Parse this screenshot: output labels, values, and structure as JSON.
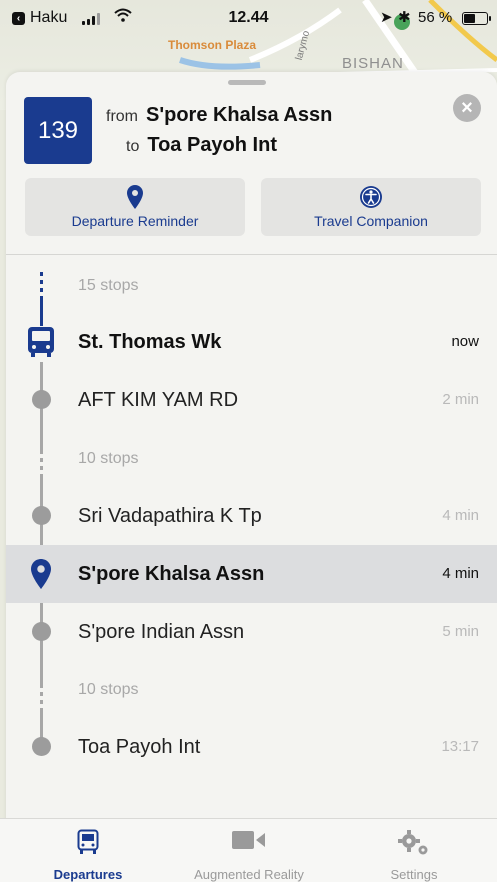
{
  "status_bar": {
    "carrier": "Haku",
    "time": "12.44",
    "battery_percent": "56 %",
    "battery_level": 0.56
  },
  "map": {
    "label_plaza": "Thomson Plaza",
    "label_area": "BISHAN",
    "label_road": "larymo"
  },
  "route": {
    "number": "139",
    "from_word": "from",
    "from_stop": "S'pore Khalsa Assn",
    "to_word": "to",
    "to_stop": "Toa Payoh Int"
  },
  "actions": {
    "departure_reminder": "Departure Reminder",
    "travel_companion": "Travel Companion"
  },
  "stops": {
    "prev_count": "15 stops",
    "current": {
      "name": "St. Thomas Wk",
      "eta": "now"
    },
    "stop1": {
      "name": "AFT KIM YAM RD",
      "eta": "2 min"
    },
    "mid_count_1": "10 stops",
    "stop2": {
      "name": "Sri Vadapathira K Tp",
      "eta": "4 min"
    },
    "selected": {
      "name": "S'pore Khalsa Assn",
      "eta": "4 min"
    },
    "stop3": {
      "name": "S'pore Indian Assn",
      "eta": "5 min"
    },
    "mid_count_2": "10 stops",
    "stop4": {
      "name": "Toa Payoh Int",
      "eta": "13:17"
    }
  },
  "tabs": {
    "departures": "Departures",
    "augmented_reality": "Augmented Reality",
    "settings": "Settings"
  },
  "colors": {
    "accent": "#1a3b8f",
    "timeline": "#a7a7a7",
    "highlight_row": "#dcdddf"
  }
}
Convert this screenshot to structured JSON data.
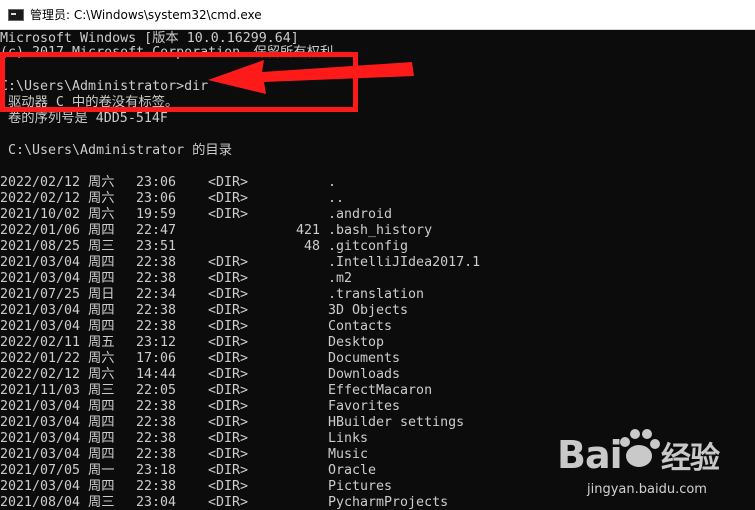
{
  "window": {
    "title": "管理员: C:\\Windows\\system32\\cmd.exe"
  },
  "console": {
    "header_line1": "Microsoft Windows [版本 10.0.16299.64]",
    "header_line2": "(c) 2017 Microsoft Corporation。保留所有权利。",
    "prompt": "C:\\Users\\Administrator>dir",
    "volume_line": " 驱动器 C 中的卷没有标签。",
    "serial_line": " 卷的序列号是 4DD5-514F",
    "dir_of": " C:\\Users\\Administrator 的目录",
    "entries": [
      {
        "date": "2022/02/12",
        "day": "周六",
        "time": "23:06",
        "type": "<DIR>",
        "size": "",
        "name": "."
      },
      {
        "date": "2022/02/12",
        "day": "周六",
        "time": "23:06",
        "type": "<DIR>",
        "size": "",
        "name": ".."
      },
      {
        "date": "2021/10/02",
        "day": "周六",
        "time": "19:59",
        "type": "<DIR>",
        "size": "",
        "name": ".android"
      },
      {
        "date": "2022/01/06",
        "day": "周四",
        "time": "22:47",
        "type": "",
        "size": "421",
        "name": ".bash_history"
      },
      {
        "date": "2021/08/25",
        "day": "周三",
        "time": "23:51",
        "type": "",
        "size": "48",
        "name": ".gitconfig"
      },
      {
        "date": "2021/03/04",
        "day": "周四",
        "time": "22:38",
        "type": "<DIR>",
        "size": "",
        "name": ".IntelliJIdea2017.1"
      },
      {
        "date": "2021/03/04",
        "day": "周四",
        "time": "22:38",
        "type": "<DIR>",
        "size": "",
        "name": ".m2"
      },
      {
        "date": "2021/07/25",
        "day": "周日",
        "time": "22:34",
        "type": "<DIR>",
        "size": "",
        "name": ".translation"
      },
      {
        "date": "2021/03/04",
        "day": "周四",
        "time": "22:38",
        "type": "<DIR>",
        "size": "",
        "name": "3D Objects"
      },
      {
        "date": "2021/03/04",
        "day": "周四",
        "time": "22:38",
        "type": "<DIR>",
        "size": "",
        "name": "Contacts"
      },
      {
        "date": "2022/02/11",
        "day": "周五",
        "time": "23:12",
        "type": "<DIR>",
        "size": "",
        "name": "Desktop"
      },
      {
        "date": "2022/01/22",
        "day": "周六",
        "time": "17:06",
        "type": "<DIR>",
        "size": "",
        "name": "Documents"
      },
      {
        "date": "2022/02/12",
        "day": "周六",
        "time": "14:44",
        "type": "<DIR>",
        "size": "",
        "name": "Downloads"
      },
      {
        "date": "2021/11/03",
        "day": "周三",
        "time": "22:05",
        "type": "<DIR>",
        "size": "",
        "name": "EffectMacaron"
      },
      {
        "date": "2021/03/04",
        "day": "周四",
        "time": "22:38",
        "type": "<DIR>",
        "size": "",
        "name": "Favorites"
      },
      {
        "date": "2021/03/04",
        "day": "周四",
        "time": "22:38",
        "type": "<DIR>",
        "size": "",
        "name": "HBuilder settings"
      },
      {
        "date": "2021/03/04",
        "day": "周四",
        "time": "22:38",
        "type": "<DIR>",
        "size": "",
        "name": "Links"
      },
      {
        "date": "2021/03/04",
        "day": "周四",
        "time": "22:38",
        "type": "<DIR>",
        "size": "",
        "name": "Music"
      },
      {
        "date": "2021/07/05",
        "day": "周一",
        "time": "23:18",
        "type": "<DIR>",
        "size": "",
        "name": "Oracle"
      },
      {
        "date": "2021/03/04",
        "day": "周四",
        "time": "22:38",
        "type": "<DIR>",
        "size": "",
        "name": "Pictures"
      },
      {
        "date": "2021/08/04",
        "day": "周三",
        "time": "23:04",
        "type": "<DIR>",
        "size": "",
        "name": "PycharmProjects"
      }
    ]
  },
  "annotation": {
    "color": "#ff1a1a"
  },
  "watermark": {
    "logo": "Bai du 经验",
    "url": "jingyan.baidu.com"
  }
}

──────────────────────────────

■ WORK TO DO
Reproduce every record above exactly, but leave out the pictures.

■ REPLY TO THE EXERCISE
Parse this screenshot: output labels, values, and structure as JSON.
{
  "status_bar": {
    "carrier": "Haku",
    "time": "12.44",
    "battery_percent": "56 %",
    "battery_level": 0.56
  },
  "map": {
    "label_plaza": "Thomson Plaza",
    "label_area": "BISHAN",
    "label_road": "larymo"
  },
  "route": {
    "number": "139",
    "from_word": "from",
    "from_stop": "S'pore Khalsa Assn",
    "to_word": "to",
    "to_stop": "Toa Payoh Int"
  },
  "actions": {
    "departure_reminder": "Departure Reminder",
    "travel_companion": "Travel Companion"
  },
  "stops": {
    "prev_count": "15 stops",
    "current": {
      "name": "St. Thomas Wk",
      "eta": "now"
    },
    "stop1": {
      "name": "AFT KIM YAM RD",
      "eta": "2 min"
    },
    "mid_count_1": "10 stops",
    "stop2": {
      "name": "Sri Vadapathira K Tp",
      "eta": "4 min"
    },
    "selected": {
      "name": "S'pore Khalsa Assn",
      "eta": "4 min"
    },
    "stop3": {
      "name": "S'pore Indian Assn",
      "eta": "5 min"
    },
    "mid_count_2": "10 stops",
    "stop4": {
      "name": "Toa Payoh Int",
      "eta": "13:17"
    }
  },
  "tabs": {
    "departures": "Departures",
    "augmented_reality": "Augmented Reality",
    "settings": "Settings"
  },
  "colors": {
    "accent": "#1a3b8f",
    "timeline": "#a7a7a7",
    "highlight_row": "#dcdddf"
  }
}
Convert this screenshot to structured JSON data.
{
  "window": {
    "title": "管理员: C:\\Windows\\system32\\cmd.exe"
  },
  "console": {
    "header_line1": "Microsoft Windows [版本 10.0.16299.64]",
    "header_line2": "(c) 2017 Microsoft Corporation。保留所有权利。",
    "prompt": "C:\\Users\\Administrator>dir",
    "volume_line": " 驱动器 C 中的卷没有标签。",
    "serial_line": " 卷的序列号是 4DD5-514F",
    "dir_of": " C:\\Users\\Administrator 的目录",
    "entries": [
      {
        "date": "2022/02/12",
        "day": "周六",
        "time": "23:06",
        "type": "<DIR>",
        "size": "",
        "name": "."
      },
      {
        "date": "2022/02/12",
        "day": "周六",
        "time": "23:06",
        "type": "<DIR>",
        "size": "",
        "name": ".."
      },
      {
        "date": "2021/10/02",
        "day": "周六",
        "time": "19:59",
        "type": "<DIR>",
        "size": "",
        "name": ".android"
      },
      {
        "date": "2022/01/06",
        "day": "周四",
        "time": "22:47",
        "type": "",
        "size": "421",
        "name": ".bash_history"
      },
      {
        "date": "2021/08/25",
        "day": "周三",
        "time": "23:51",
        "type": "",
        "size": "48",
        "name": ".gitconfig"
      },
      {
        "date": "2021/03/04",
        "day": "周四",
        "time": "22:38",
        "type": "<DIR>",
        "size": "",
        "name": ".IntelliJIdea2017.1"
      },
      {
        "date": "2021/03/04",
        "day": "周四",
        "time": "22:38",
        "type": "<DIR>",
        "size": "",
        "name": ".m2"
      },
      {
        "date": "2021/07/25",
        "day": "周日",
        "time": "22:34",
        "type": "<DIR>",
        "size": "",
        "name": ".translation"
      },
      {
        "date": "2021/03/04",
        "day": "周四",
        "time": "22:38",
        "type": "<DIR>",
        "size": "",
        "name": "3D Objects"
      },
      {
        "date": "2021/03/04",
        "day": "周四",
        "time": "22:38",
        "type": "<DIR>",
        "size": "",
        "name": "Contacts"
      },
      {
        "date": "2022/02/11",
        "day": "周五",
        "time": "23:12",
        "type": "<DIR>",
        "size": "",
        "name": "Desktop"
      },
      {
        "date": "2022/01/22",
        "day": "周六",
        "time": "17:06",
        "type": "<DIR>",
        "size": "",
        "name": "Documents"
      },
      {
        "date": "2022/02/12",
        "day": "周六",
        "time": "14:44",
        "type": "<DIR>",
        "size": "",
        "name": "Downloads"
      },
      {
        "date": "2021/11/03",
        "day": "周三",
        "time": "22:05",
        "type": "<DIR>",
        "size": "",
        "name": "EffectMacaron"
      },
      {
        "date": "2021/03/04",
        "day": "周四",
        "time": "22:38",
        "type": "<DIR>",
        "size": "",
        "name": "Favorites"
      },
      {
        "date": "2021/03/04",
        "day": "周四",
        "time": "22:38",
        "type": "<DIR>",
        "size": "",
        "name": "HBuilder settings"
      },
      {
        "date": "2021/03/04",
        "day": "周四",
        "time": "22:38",
        "type": "<DIR>",
        "size": "",
        "name": "Links"
      },
      {
        "date": "2021/03/04",
        "day": "周四",
        "time": "22:38",
        "type": "<DIR>",
        "size": "",
        "name": "Music"
      },
      {
        "date": "2021/07/05",
        "day": "周一",
        "time": "23:18",
        "type": "<DIR>",
        "size": "",
        "name": "Oracle"
      },
      {
        "date": "2021/03/04",
        "day": "周四",
        "time": "22:38",
        "type": "<DIR>",
        "size": "",
        "name": "Pictures"
      },
      {
        "date": "2021/08/04",
        "day": "周三",
        "time": "23:04",
        "type": "<DIR>",
        "size": "",
        "name": "PycharmProjects"
      }
    ]
  },
  "annotation": {
    "color": "#ff1a1a"
  },
  "watermark": {
    "logo": "Bai du 经验",
    "url": "jingyan.baidu.com"
  }
}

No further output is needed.